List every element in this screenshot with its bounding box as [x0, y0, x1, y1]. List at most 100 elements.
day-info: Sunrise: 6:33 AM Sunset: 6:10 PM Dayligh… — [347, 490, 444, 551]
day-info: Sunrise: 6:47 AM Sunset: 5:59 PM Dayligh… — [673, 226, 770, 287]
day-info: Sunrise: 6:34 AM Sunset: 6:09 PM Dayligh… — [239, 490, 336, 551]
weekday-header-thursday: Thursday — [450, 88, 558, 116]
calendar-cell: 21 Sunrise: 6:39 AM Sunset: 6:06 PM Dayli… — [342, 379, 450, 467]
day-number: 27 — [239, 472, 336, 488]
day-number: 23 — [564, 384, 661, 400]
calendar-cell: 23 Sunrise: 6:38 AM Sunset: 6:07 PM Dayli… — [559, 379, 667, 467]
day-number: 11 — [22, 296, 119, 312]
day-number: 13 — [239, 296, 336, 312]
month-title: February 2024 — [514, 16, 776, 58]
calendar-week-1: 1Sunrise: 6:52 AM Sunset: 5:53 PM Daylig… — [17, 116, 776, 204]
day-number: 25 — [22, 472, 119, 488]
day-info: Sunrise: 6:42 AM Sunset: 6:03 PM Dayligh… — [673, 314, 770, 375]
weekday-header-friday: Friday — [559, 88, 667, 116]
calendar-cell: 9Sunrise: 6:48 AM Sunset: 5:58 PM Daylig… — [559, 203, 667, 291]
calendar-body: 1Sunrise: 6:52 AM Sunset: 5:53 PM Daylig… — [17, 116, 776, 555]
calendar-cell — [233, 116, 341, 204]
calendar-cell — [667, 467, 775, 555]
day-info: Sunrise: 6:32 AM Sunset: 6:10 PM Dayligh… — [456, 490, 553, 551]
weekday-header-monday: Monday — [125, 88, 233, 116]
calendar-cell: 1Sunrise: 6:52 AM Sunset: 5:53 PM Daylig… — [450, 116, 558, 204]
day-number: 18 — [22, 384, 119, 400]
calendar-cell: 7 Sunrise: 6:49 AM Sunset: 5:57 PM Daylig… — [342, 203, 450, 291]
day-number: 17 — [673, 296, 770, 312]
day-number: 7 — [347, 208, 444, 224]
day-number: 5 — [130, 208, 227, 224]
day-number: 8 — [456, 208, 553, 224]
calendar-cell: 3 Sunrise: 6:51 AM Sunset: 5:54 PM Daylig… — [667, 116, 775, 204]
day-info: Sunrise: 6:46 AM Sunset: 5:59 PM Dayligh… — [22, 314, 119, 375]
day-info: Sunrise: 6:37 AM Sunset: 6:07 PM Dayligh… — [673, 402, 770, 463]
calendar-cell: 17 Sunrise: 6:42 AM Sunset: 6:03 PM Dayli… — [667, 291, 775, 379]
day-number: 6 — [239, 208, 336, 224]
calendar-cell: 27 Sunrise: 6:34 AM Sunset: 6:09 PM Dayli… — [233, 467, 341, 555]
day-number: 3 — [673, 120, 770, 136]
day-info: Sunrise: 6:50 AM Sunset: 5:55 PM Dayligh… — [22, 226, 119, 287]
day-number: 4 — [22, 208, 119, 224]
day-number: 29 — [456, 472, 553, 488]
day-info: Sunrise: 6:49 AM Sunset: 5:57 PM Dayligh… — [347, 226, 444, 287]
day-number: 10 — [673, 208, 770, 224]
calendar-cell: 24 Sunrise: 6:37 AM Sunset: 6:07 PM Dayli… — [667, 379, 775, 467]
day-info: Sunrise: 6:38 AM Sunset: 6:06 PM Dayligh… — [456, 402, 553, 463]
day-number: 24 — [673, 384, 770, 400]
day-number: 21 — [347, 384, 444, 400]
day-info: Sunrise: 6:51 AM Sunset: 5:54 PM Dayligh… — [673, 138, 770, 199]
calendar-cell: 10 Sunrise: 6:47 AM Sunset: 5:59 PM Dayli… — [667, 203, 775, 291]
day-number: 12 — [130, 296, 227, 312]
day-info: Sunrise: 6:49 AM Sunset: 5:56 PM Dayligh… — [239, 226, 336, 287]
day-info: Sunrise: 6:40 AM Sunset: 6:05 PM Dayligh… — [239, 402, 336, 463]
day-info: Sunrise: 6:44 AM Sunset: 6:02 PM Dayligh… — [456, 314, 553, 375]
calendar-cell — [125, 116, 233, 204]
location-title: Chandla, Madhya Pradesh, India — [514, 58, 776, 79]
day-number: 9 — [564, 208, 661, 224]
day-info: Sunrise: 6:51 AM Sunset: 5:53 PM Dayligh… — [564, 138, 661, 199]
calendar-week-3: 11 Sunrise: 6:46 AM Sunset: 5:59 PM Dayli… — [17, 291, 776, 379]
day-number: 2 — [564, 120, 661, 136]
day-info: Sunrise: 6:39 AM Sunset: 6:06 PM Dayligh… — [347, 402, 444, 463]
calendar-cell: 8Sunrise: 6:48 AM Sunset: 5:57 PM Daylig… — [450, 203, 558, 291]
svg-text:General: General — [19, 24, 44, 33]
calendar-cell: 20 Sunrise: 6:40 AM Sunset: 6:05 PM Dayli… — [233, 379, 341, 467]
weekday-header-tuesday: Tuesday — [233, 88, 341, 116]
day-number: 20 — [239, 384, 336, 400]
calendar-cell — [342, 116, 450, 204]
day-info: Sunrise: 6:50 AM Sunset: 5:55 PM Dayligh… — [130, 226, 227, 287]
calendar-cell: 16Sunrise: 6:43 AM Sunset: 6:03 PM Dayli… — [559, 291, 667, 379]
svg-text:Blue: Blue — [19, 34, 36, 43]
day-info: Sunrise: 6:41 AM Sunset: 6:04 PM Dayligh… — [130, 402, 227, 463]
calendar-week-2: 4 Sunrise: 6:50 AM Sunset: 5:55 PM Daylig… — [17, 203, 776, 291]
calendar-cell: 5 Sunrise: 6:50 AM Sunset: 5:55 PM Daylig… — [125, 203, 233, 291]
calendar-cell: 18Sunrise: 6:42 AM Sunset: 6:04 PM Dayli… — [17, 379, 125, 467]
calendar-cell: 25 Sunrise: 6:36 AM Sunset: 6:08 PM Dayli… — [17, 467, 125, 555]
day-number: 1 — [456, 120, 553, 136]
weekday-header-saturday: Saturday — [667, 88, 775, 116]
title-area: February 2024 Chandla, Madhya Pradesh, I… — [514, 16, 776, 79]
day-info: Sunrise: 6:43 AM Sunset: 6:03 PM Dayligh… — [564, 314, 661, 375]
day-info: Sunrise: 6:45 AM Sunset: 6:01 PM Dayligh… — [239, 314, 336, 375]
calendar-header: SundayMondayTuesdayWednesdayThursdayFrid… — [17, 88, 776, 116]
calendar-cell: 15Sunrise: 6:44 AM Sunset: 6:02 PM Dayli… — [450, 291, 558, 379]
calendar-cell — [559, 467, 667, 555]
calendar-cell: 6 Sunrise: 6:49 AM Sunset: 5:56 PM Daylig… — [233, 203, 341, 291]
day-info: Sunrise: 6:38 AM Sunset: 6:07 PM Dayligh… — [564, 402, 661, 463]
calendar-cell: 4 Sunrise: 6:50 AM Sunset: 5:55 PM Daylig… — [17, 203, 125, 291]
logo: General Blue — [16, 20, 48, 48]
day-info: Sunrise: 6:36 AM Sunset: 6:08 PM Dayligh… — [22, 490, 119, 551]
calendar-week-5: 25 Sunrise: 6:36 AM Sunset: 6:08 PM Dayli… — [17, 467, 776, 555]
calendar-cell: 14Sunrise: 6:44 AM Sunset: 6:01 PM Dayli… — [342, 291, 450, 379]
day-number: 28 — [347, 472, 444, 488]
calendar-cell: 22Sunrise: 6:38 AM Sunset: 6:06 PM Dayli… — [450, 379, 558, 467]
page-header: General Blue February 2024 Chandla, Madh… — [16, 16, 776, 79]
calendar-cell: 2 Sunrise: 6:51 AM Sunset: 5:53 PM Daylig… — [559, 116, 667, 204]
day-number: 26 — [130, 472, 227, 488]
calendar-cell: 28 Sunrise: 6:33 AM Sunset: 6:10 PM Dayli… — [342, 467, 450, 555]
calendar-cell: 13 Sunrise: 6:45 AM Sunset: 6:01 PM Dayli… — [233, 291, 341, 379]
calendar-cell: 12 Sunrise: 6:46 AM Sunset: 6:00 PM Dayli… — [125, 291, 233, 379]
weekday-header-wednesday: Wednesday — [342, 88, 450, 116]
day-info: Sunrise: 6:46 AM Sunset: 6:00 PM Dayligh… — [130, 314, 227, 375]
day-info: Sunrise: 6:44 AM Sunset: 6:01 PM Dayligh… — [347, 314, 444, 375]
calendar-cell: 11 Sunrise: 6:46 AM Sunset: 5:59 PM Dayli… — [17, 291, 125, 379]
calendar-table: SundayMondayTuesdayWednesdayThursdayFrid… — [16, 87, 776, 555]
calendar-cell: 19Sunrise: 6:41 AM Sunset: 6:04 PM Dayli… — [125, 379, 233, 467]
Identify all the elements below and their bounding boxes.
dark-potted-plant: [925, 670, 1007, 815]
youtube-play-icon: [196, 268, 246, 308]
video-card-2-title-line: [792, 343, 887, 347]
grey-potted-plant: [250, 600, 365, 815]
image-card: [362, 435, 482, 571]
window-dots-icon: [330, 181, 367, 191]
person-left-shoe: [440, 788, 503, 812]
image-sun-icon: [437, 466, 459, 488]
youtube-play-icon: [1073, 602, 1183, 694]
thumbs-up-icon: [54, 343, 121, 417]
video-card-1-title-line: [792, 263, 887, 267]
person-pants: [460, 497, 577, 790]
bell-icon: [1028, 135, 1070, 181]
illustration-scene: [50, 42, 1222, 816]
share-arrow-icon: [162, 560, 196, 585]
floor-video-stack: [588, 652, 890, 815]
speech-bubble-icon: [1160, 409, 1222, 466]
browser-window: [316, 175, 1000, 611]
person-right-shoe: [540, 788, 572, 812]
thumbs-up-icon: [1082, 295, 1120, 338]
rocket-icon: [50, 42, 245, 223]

☆ ☆ ☆ ☆ ☆ ☆ ☆

▸ Exercise directions
Reproduce verbatim the rows from the first one through the row containing "weekday-header-thursday: Thursday —", with both ends included.

▸ Response below
List every element in this screenshot with its bounding box as [x0, y0, x1, y1]. List at most 100 elements.
day-info: Sunrise: 6:33 AM Sunset: 6:10 PM Dayligh… — [347, 490, 444, 551]
day-info: Sunrise: 6:47 AM Sunset: 5:59 PM Dayligh… — [673, 226, 770, 287]
day-info: Sunrise: 6:34 AM Sunset: 6:09 PM Dayligh… — [239, 490, 336, 551]
weekday-header-thursday: Thursday — [450, 88, 558, 116]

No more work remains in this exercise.